**Required work:**
Reproduce all the entries exactly.

(Extracted records)
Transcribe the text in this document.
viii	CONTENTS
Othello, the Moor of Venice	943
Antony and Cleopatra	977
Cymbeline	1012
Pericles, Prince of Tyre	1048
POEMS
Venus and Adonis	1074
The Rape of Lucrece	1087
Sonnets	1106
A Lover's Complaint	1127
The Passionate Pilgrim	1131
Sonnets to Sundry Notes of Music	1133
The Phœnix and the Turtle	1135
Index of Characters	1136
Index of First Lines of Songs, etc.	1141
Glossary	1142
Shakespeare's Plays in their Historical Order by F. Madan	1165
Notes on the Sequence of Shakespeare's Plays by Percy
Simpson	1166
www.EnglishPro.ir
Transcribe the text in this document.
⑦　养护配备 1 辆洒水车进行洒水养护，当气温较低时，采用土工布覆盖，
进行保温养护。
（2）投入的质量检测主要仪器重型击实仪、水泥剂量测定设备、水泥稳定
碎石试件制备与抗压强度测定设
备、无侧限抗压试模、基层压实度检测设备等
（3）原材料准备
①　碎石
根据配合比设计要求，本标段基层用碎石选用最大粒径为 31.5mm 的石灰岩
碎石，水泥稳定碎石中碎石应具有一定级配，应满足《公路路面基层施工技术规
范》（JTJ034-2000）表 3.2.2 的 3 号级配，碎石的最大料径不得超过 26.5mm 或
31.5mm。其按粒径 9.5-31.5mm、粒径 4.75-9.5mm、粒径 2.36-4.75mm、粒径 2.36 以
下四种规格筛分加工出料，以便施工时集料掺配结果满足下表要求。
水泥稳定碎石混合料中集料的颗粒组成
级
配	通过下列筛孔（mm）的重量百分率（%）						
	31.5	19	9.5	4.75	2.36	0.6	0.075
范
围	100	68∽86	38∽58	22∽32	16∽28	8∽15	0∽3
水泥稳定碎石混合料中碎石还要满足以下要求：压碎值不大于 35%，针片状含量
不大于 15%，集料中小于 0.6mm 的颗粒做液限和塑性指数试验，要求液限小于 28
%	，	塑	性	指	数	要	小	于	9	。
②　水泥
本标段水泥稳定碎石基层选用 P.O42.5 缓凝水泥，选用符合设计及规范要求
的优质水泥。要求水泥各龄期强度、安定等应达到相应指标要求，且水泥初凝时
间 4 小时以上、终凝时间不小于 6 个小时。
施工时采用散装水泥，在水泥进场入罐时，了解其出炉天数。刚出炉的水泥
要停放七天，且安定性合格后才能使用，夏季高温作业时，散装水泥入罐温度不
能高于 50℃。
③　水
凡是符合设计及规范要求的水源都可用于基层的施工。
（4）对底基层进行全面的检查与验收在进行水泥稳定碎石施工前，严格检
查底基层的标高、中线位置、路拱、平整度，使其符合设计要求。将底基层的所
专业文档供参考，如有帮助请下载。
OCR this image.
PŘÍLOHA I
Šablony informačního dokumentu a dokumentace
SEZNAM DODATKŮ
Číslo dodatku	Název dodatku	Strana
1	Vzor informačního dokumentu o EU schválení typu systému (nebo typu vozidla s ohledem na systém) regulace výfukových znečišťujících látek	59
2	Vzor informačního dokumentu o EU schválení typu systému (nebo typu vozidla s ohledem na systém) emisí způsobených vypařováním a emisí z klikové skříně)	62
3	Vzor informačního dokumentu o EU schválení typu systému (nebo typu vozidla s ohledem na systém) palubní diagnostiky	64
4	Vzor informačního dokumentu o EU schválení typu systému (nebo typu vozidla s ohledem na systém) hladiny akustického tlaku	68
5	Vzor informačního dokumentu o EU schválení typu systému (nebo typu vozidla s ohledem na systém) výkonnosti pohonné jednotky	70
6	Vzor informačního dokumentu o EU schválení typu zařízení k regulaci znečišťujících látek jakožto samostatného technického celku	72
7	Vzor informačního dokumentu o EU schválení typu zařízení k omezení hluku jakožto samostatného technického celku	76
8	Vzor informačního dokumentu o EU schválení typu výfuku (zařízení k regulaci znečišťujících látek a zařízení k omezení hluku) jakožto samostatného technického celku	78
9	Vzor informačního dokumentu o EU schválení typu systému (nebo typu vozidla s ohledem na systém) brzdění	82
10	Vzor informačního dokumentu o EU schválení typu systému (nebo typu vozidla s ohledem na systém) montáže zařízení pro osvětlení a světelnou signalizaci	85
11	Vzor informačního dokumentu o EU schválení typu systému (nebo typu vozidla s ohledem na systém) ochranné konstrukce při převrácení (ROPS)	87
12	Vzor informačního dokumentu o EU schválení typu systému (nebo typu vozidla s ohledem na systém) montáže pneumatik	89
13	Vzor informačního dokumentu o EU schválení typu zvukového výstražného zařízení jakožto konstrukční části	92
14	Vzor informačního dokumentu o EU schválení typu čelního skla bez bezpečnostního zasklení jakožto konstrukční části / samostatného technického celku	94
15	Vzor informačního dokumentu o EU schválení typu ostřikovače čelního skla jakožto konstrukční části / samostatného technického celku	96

**Final answer:**
Transcribe the text in this document.
viii	CONTENTS
Othello, the Moor of Venice	943
Antony and Cleopatra	977
Cymbeline	1012
Pericles, Prince of Tyre	1048
POEMS
Venus and Adonis	1074
The Rape of Lucrece	1087
Sonnets	1106
A Lover's Complaint	1127
The Passionate Pilgrim	1131
Sonnets to Sundry Notes of Music	1133
The Phœnix and the Turtle	1135
Index of Characters	1136
Index of First Lines of Songs, etc.	1141
Glossary	1142
Shakespeare's Plays in their Historical Order by F. Madan	1165
Notes on the Sequence of Shakespeare's Plays by Percy
Simpson	1166
www.EnglishPro.ir
Transcribe the text in this document.
⑦　养护配备 1 辆洒水车进行洒水养护，当气温较低时，采用土工布覆盖，
进行保温养护。
（2）投入的质量检测主要仪器重型击实仪、水泥剂量测定设备、水泥稳定
碎石试件制备与抗压强度测定设
备、无侧限抗压试模、基层压实度检测设备等
（3）原材料准备
①　碎石
根据配合比设计要求，本标段基层用碎石选用最大粒径为 31.5mm 的石灰岩
碎石，水泥稳定碎石中碎石应具有一定级配，应满足《公路路面基层施工技术规
范》（JTJ034-2000）表 3.2.2 的 3 号级配，碎石的最大料径不得超过 26.5mm 或
31.5mm。其按粒径 9.5-31.5mm、粒径 4.75-9.5mm、粒径 2.36-4.75mm、粒径 2.36 以
下四种规格筛分加工出料，以便施工时集料掺配结果满足下表要求。
水泥稳定碎石混合料中集料的颗粒组成
级
配	通过下列筛孔（mm）的重量百分率（%）						
	31.5	19	9.5	4.75	2.36	0.6	0.075
范
围	100	68∽86	38∽58	22∽32	16∽28	8∽15	0∽3
水泥稳定碎石混合料中碎石还要满足以下要求：压碎值不大于 35%，针片状含量
不大于 15%，集料中小于 0.6mm 的颗粒做液限和塑性指数试验，要求液限小于 28
%	，	塑	性	指	数	要	小	于	9	。
②　水泥
本标段水泥稳定碎石基层选用 P.O42.5 缓凝水泥，选用符合设计及规范要求
的优质水泥。要求水泥各龄期强度、安定等应达到相应指标要求，且水泥初凝时
间 4 小时以上、终凝时间不小于 6 个小时。
施工时采用散装水泥，在水泥进场入罐时，了解其出炉天数。刚出炉的水泥
要停放七天，且安定性合格后才能使用，夏季高温作业时，散装水泥入罐温度不
能高于 50℃。
③　水
凡是符合设计及规范要求的水源都可用于基层的施工。
（4）对底基层进行全面的检查与验收在进行水泥稳定碎石施工前，严格检
查底基层的标高、中线位置、路拱、平整度，使其符合设计要求。将底基层的所
专业文档供参考，如有帮助请下载。
OCR this image.
PŘÍLOHA I
Šablony informačního dokumentu a dokumentace
SEZNAM DODATKŮ
Číslo dodatku	Název dodatku	Strana
1	Vzor informačního dokumentu o EU schválení typu systému (nebo typu vozidla s ohledem na systém) regulace výfukových znečišťujících látek	59
2	Vzor informačního dokumentu o EU schválení typu systému (nebo typu vozidla s ohledem na systém) emisí způsobených vypařováním a emisí z klikové skříně)	62
3	Vzor informačního dokumentu o EU schválení typu systému (nebo typu vozidla s ohledem na systém) palubní diagnostiky	64
4	Vzor informačního dokumentu o EU schválení typu systému (nebo typu vozidla s ohledem na systém) hladiny akustického tlaku	68
5	Vzor informačního dokumentu o EU schválení typu systému (nebo typu vozidla s ohledem na systém) výkonnosti pohonné jednotky	70
6	Vzor informačního dokumentu o EU schválení typu zařízení k regulaci znečišťujících látek jakožto samostatného technického celku	72
7	Vzor informačního dokumentu o EU schválení typu zařízení k omezení hluku jakožto samostatného technického celku	76
8	Vzor informačního dokumentu o EU schválení typu výfuku (zařízení k regulaci znečišťujících látek a zařízení k omezení hluku) jakožto samostatného technického celku	78
9	Vzor informačního dokumentu o EU schválení typu systému (nebo typu vozidla s ohledem na systém) brzdění	82
10	Vzor informačního dokumentu o EU schválení typu systému (nebo typu vozidla s ohledem na systém) montáže zařízení pro osvětlení a světelnou signalizaci	85
11	Vzor informačního dokumentu o EU schválení typu systému (nebo typu vozidla s ohledem na systém) ochranné konstrukce při převrácení (ROPS)	87
12	Vzor informačního dokumentu o EU schválení typu systému (nebo typu vozidla s ohledem na systém) montáže pneumatik	89
13	Vzor informačního dokumentu o EU schválení typu zvukového výstražného zařízení jakožto konstrukční části	92
14	Vzor informačního dokumentu o EU schválení typu čelního skla bez bezpečnostního zasklení jakožto konstrukční části / samostatného technického celku	94
15	Vzor informačního dokumentu o EU schválení typu ostřikovače čelního skla jakožto konstrukční části / samostatného technického celku	96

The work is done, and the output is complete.